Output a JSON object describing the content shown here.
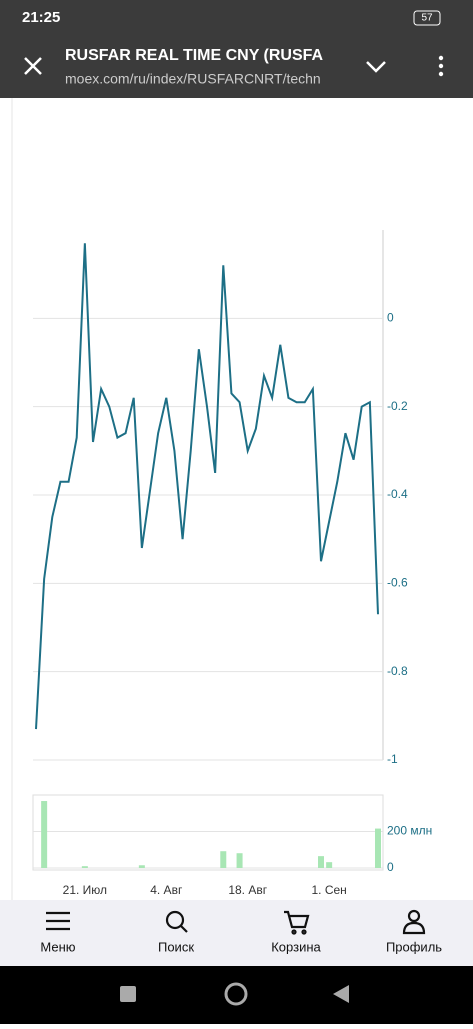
{
  "status": {
    "time": "21:25",
    "battery": "57"
  },
  "header": {
    "title": "RUSFAR REAL TIME CNY (RUSFA",
    "url": "moex.com/ru/index/RUSFARCNRT/techn"
  },
  "nav": [
    "Меню",
    "Поиск",
    "Корзина",
    "Профиль"
  ],
  "chart_data": [
    {
      "type": "line",
      "color": "#1d6f86",
      "values": [
        -0.93,
        -0.59,
        -0.45,
        -0.37,
        -0.37,
        -0.27,
        0.17,
        -0.28,
        -0.16,
        -0.2,
        -0.27,
        -0.26,
        -0.18,
        -0.52,
        -0.39,
        -0.26,
        -0.18,
        -0.3,
        -0.5,
        -0.3,
        -0.07,
        -0.2,
        -0.35,
        0.12,
        -0.17,
        -0.19,
        -0.3,
        -0.25,
        -0.13,
        -0.18,
        -0.06,
        -0.18,
        -0.19,
        -0.19,
        -0.16,
        -0.55,
        -0.46,
        -0.37,
        -0.26,
        -0.32,
        -0.2,
        -0.19,
        -0.67
      ],
      "ylim": [
        -1,
        0.2
      ],
      "yticks": [
        0,
        -0.2,
        -0.4,
        -0.6,
        -0.8,
        -1
      ],
      "grid": true
    },
    {
      "type": "bar",
      "color": "#a8e6b4",
      "categories": [
        null,
        null,
        null,
        null,
        null,
        null,
        "21. Июл",
        null,
        null,
        null,
        null,
        null,
        null,
        null,
        null,
        null,
        "4. Авг",
        null,
        null,
        null,
        null,
        null,
        null,
        null,
        null,
        null,
        "18. Авг",
        null,
        null,
        null,
        null,
        null,
        null,
        null,
        null,
        null,
        "1. Сен",
        null,
        null,
        null,
        null,
        null,
        null
      ],
      "values": [
        0,
        367000000,
        0,
        0,
        0,
        0,
        10000000,
        0,
        0,
        0,
        0,
        0,
        0,
        15000000,
        0,
        0,
        0,
        0,
        0,
        0,
        0,
        0,
        0,
        92000000,
        0,
        81000000,
        0,
        0,
        0,
        0,
        0,
        0,
        0,
        0,
        0,
        65000000,
        32000000,
        0,
        0,
        0,
        0,
        0,
        216000000
      ],
      "ylim": [
        0,
        400000000
      ],
      "yticks": [
        0,
        {
          "value": 200000000,
          "label": "200 млн"
        }
      ],
      "grid": true
    }
  ]
}
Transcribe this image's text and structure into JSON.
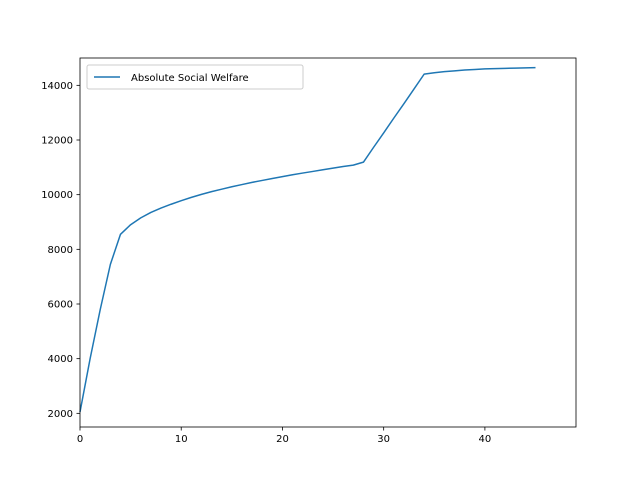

───

§ WORK REQUIRED
Repeat the entries exactly. Pictures are excluded from the copy.

§ CORRECT OUTPUT
Output a JSON object describing the content shown here.
{
  "status": {
    "time": "21:25",
    "battery": "57"
  },
  "header": {
    "title": "RUSFAR REAL TIME CNY (RUSFA",
    "url": "moex.com/ru/index/RUSFARCNRT/techn"
  },
  "nav": [
    "Меню",
    "Поиск",
    "Корзина",
    "Профиль"
  ],
  "chart_data": [
    {
      "type": "line",
      "color": "#1d6f86",
      "values": [
        -0.93,
        -0.59,
        -0.45,
        -0.37,
        -0.37,
        -0.27,
        0.17,
        -0.28,
        -0.16,
        -0.2,
        -0.27,
        -0.26,
        -0.18,
        -0.52,
        -0.39,
        -0.26,
        -0.18,
        -0.3,
        -0.5,
        -0.3,
        -0.07,
        -0.2,
        -0.35,
        0.12,
        -0.17,
        -0.19,
        -0.3,
        -0.25,
        -0.13,
        -0.18,
        -0.06,
        -0.18,
        -0.19,
        -0.19,
        -0.16,
        -0.55,
        -0.46,
        -0.37,
        -0.26,
        -0.32,
        -0.2,
        -0.19,
        -0.67
      ],
      "ylim": [
        -1,
        0.2
      ],
      "yticks": [
        0,
        -0.2,
        -0.4,
        -0.6,
        -0.8,
        -1
      ],
      "grid": true
    },
    {
      "type": "bar",
      "color": "#a8e6b4",
      "categories": [
        null,
        null,
        null,
        null,
        null,
        null,
        "21. Июл",
        null,
        null,
        null,
        null,
        null,
        null,
        null,
        null,
        null,
        "4. Авг",
        null,
        null,
        null,
        null,
        null,
        null,
        null,
        null,
        null,
        "18. Авг",
        null,
        null,
        null,
        null,
        null,
        null,
        null,
        null,
        null,
        "1. Сен",
        null,
        null,
        null,
        null,
        null,
        null
      ],
      "values": [
        0,
        367000000,
        0,
        0,
        0,
        0,
        10000000,
        0,
        0,
        0,
        0,
        0,
        0,
        15000000,
        0,
        0,
        0,
        0,
        0,
        0,
        0,
        0,
        0,
        92000000,
        0,
        81000000,
        0,
        0,
        0,
        0,
        0,
        0,
        0,
        0,
        0,
        65000000,
        32000000,
        0,
        0,
        0,
        0,
        0,
        216000000
      ],
      "ylim": [
        0,
        400000000
      ],
      "yticks": [
        0,
        {
          "value": 200000000,
          "label": "200 млн"
        }
      ],
      "grid": true
    }
  ]
}
Transcribe this image's text and structure into JSON.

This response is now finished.